start INPUT ROWS
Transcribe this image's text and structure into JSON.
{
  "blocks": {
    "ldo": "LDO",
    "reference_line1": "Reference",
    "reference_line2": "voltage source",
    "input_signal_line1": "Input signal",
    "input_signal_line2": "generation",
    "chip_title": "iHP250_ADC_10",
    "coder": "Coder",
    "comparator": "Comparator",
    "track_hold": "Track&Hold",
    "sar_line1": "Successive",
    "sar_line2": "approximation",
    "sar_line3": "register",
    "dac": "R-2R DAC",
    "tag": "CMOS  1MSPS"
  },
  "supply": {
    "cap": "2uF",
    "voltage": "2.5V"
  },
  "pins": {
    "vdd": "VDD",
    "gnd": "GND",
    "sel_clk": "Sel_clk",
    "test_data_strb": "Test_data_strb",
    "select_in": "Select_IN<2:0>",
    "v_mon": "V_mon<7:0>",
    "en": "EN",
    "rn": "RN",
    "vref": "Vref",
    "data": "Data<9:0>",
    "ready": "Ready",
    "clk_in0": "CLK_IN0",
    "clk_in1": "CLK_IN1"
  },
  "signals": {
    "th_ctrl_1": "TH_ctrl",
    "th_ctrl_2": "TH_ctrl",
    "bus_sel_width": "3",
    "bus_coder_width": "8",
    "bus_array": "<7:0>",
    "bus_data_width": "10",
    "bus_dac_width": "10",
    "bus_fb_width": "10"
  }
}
end INPUT ROWS
### EXERCISE
Retype the whole listing, matching it exactly.

### ANSWER BELOW
Transcribe this image's text and structure into JSON.
{
  "blocks": {
    "ldo": "LDO",
    "reference_line1": "Reference",
    "reference_line2": "voltage source",
    "input_signal_line1": "Input signal",
    "input_signal_line2": "generation",
    "chip_title": "iHP250_ADC_10",
    "coder": "Coder",
    "comparator": "Comparator",
    "track_hold": "Track&Hold",
    "sar_line1": "Successive",
    "sar_line2": "approximation",
    "sar_line3": "register",
    "dac": "R-2R DAC",
    "tag": "CMOS  1MSPS"
  },
  "supply": {
    "cap": "2uF",
    "voltage": "2.5V"
  },
  "pins": {
    "vdd": "VDD",
    "gnd": "GND",
    "sel_clk": "Sel_clk",
    "test_data_strb": "Test_data_strb",
    "select_in": "Select_IN<2:0>",
    "v_mon": "V_mon<7:0>",
    "en": "EN",
    "rn": "RN",
    "vref": "Vref",
    "data": "Data<9:0>",
    "ready": "Ready",
    "clk_in0": "CLK_IN0",
    "clk_in1": "CLK_IN1"
  },
  "signals": {
    "th_ctrl_1": "TH_ctrl",
    "th_ctrl_2": "TH_ctrl",
    "bus_sel_width": "3",
    "bus_coder_width": "8",
    "bus_array": "<7:0>",
    "bus_data_width": "10",
    "bus_dac_width": "10",
    "bus_fb_width": "10"
  }
}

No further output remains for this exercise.